# YOUR GOAL:
Every line that holds the string "Agency" is to be identified and copied.
── LISTED RECORDS ──
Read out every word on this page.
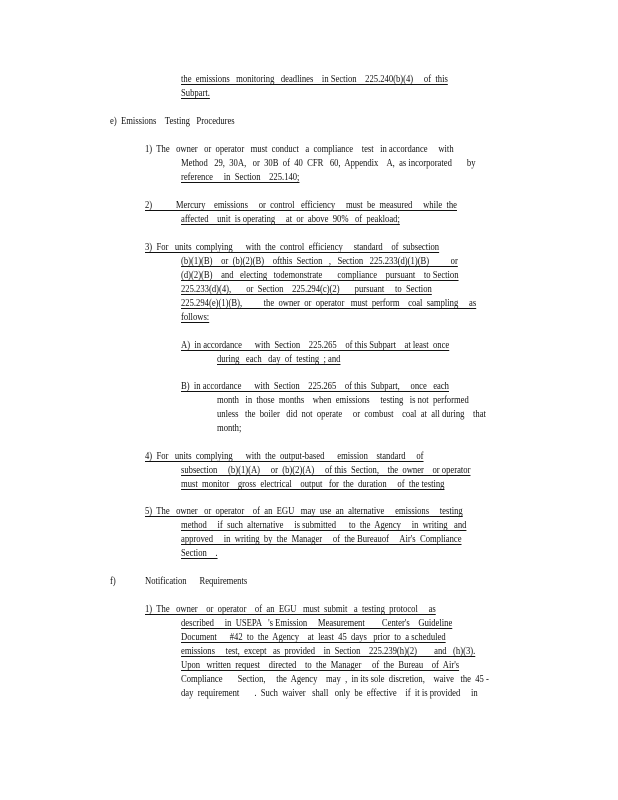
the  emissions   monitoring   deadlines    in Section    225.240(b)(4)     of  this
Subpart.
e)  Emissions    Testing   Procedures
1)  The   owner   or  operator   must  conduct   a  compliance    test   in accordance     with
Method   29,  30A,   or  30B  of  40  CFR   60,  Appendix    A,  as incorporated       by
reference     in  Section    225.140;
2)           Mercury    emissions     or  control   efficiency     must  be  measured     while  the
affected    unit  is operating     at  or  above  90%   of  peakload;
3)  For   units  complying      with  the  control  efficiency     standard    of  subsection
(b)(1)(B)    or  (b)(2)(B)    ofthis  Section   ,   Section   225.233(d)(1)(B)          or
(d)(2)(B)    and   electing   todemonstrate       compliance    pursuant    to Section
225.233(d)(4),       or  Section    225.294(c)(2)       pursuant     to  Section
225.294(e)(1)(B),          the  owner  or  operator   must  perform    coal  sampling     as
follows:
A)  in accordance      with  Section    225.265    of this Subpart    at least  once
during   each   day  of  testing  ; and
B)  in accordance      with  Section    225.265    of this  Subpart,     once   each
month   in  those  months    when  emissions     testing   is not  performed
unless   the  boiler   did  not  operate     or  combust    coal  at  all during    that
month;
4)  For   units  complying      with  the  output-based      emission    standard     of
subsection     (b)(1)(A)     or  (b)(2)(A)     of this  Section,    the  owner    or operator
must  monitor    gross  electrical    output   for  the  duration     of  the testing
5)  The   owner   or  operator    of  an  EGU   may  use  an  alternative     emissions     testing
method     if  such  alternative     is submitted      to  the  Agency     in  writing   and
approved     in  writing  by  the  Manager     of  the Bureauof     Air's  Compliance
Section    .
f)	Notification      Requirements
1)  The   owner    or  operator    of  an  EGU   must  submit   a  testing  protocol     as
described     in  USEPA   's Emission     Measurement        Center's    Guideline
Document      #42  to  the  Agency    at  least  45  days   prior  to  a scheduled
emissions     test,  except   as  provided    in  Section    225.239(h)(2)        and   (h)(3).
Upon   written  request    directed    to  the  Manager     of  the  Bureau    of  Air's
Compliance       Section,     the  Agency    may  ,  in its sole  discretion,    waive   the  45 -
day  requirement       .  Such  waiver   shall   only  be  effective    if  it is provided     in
───
── LISTED RECORDS ──
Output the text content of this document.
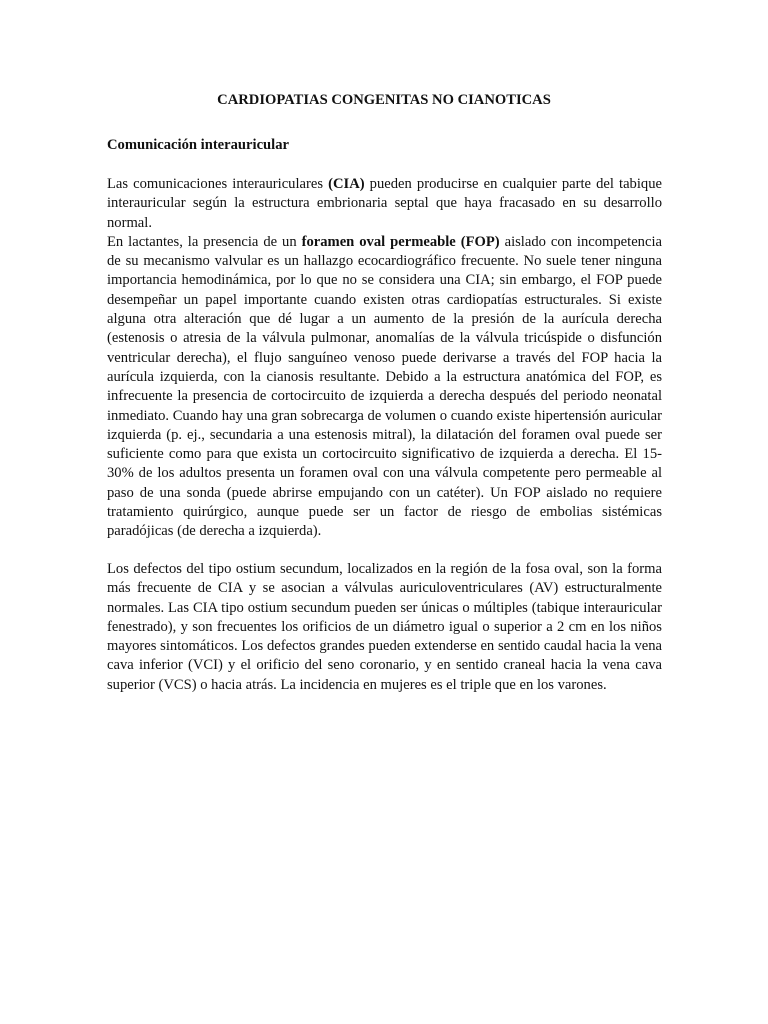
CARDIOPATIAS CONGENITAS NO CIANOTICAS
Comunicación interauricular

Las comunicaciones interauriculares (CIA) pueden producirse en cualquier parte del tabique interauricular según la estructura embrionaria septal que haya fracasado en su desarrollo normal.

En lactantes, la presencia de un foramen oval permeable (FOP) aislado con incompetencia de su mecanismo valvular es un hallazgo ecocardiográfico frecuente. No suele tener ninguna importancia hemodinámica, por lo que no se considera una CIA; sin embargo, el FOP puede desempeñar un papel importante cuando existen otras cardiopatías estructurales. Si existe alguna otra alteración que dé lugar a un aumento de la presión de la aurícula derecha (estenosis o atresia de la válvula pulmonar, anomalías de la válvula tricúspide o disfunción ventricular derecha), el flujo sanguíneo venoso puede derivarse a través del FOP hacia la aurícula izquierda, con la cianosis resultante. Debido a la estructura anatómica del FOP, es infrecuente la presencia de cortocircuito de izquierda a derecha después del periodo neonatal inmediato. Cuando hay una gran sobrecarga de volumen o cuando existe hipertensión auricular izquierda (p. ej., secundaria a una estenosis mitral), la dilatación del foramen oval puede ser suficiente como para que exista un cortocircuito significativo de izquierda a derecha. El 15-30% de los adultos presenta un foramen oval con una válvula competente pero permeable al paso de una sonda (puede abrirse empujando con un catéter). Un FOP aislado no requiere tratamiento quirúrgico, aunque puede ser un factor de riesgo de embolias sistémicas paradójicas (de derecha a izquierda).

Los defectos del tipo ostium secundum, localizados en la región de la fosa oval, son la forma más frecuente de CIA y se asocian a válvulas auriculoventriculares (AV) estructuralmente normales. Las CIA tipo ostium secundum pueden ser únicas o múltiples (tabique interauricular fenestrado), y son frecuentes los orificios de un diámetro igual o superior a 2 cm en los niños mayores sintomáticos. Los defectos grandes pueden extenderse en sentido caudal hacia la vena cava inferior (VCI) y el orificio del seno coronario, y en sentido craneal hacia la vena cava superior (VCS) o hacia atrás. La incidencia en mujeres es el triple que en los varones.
───
── LISTED RECORDS ──
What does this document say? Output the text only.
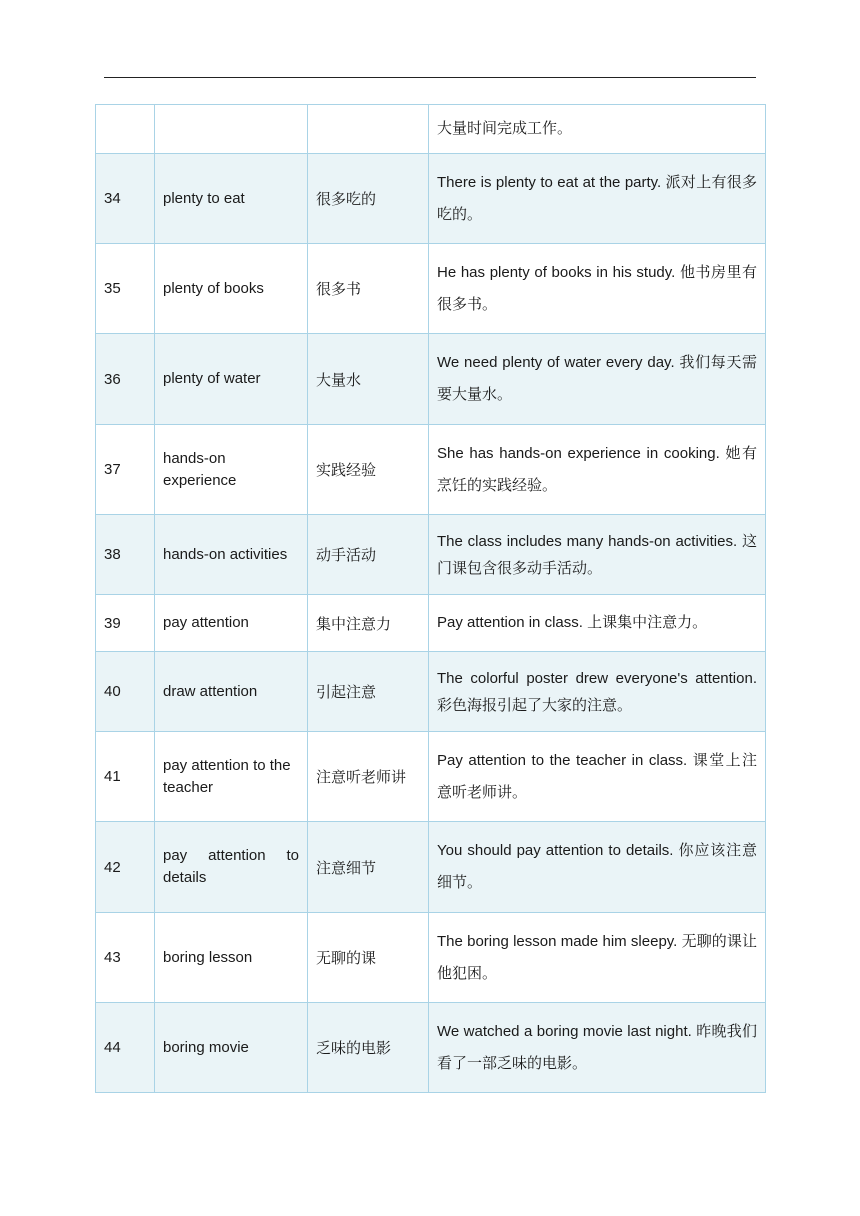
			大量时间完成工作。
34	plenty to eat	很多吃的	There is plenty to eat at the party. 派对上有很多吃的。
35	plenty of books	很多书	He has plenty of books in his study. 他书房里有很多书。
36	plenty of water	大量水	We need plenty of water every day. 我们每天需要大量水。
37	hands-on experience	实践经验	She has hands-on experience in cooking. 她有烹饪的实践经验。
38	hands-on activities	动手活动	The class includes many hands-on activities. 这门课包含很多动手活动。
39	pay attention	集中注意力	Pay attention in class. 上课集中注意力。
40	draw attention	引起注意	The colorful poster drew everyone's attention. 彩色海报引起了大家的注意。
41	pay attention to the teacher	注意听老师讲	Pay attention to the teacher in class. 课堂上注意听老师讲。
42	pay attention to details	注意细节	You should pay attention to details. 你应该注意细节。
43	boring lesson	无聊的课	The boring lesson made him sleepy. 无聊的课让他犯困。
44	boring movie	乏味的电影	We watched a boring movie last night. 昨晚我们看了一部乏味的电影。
───
# FULL OUTPUT:
method     if  such  alternative     is submitted      to  the  Agency     in  writing   and
Document      #42  to  the  Agency    at  least  45  days   prior  to  a scheduled
Compliance       Section,     the  Agency    may  ,  in its sole  discretion,    waive   the  45 -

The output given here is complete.